* _Instructions to follow_:
Reproduce all lines of the listing below in which the word "stock" occurs.

* _Dataset records_:
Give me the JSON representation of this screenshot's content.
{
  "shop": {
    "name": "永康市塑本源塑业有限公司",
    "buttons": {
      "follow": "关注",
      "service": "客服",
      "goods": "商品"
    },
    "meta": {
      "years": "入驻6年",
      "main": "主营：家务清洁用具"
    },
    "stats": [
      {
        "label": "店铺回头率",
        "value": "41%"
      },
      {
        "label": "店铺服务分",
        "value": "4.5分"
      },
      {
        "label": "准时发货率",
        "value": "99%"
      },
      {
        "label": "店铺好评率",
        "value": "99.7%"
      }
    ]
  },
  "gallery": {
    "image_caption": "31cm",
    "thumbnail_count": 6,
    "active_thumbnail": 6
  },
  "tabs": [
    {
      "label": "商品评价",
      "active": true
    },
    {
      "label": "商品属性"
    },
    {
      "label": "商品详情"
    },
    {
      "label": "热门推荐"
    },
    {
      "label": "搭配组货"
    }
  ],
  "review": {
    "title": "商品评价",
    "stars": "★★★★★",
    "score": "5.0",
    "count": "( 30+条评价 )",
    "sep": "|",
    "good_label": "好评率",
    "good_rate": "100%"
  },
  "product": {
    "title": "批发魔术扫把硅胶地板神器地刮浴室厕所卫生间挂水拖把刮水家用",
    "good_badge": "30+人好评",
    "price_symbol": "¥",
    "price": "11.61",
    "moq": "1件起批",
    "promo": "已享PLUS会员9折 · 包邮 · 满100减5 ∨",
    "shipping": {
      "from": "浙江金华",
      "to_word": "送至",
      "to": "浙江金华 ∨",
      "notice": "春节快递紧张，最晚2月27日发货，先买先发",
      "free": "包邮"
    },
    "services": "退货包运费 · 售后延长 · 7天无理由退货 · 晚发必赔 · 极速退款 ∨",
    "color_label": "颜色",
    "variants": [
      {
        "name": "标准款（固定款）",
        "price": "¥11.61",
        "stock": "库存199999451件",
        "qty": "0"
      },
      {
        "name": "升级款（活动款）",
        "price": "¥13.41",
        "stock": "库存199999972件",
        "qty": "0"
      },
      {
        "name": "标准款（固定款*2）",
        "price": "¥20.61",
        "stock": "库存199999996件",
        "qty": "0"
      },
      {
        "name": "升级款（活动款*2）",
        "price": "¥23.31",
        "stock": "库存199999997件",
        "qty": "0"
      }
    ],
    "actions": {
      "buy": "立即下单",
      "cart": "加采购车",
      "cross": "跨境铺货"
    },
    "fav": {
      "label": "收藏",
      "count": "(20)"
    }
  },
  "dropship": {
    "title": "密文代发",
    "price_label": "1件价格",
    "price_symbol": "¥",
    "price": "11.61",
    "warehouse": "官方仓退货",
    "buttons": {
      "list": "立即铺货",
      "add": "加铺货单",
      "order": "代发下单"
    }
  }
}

* _Exercise answer_:
        "stock": "库存199999451件",
        "stock": "库存199999972件",
        "stock": "库存199999996件",
        "stock": "库存199999997件",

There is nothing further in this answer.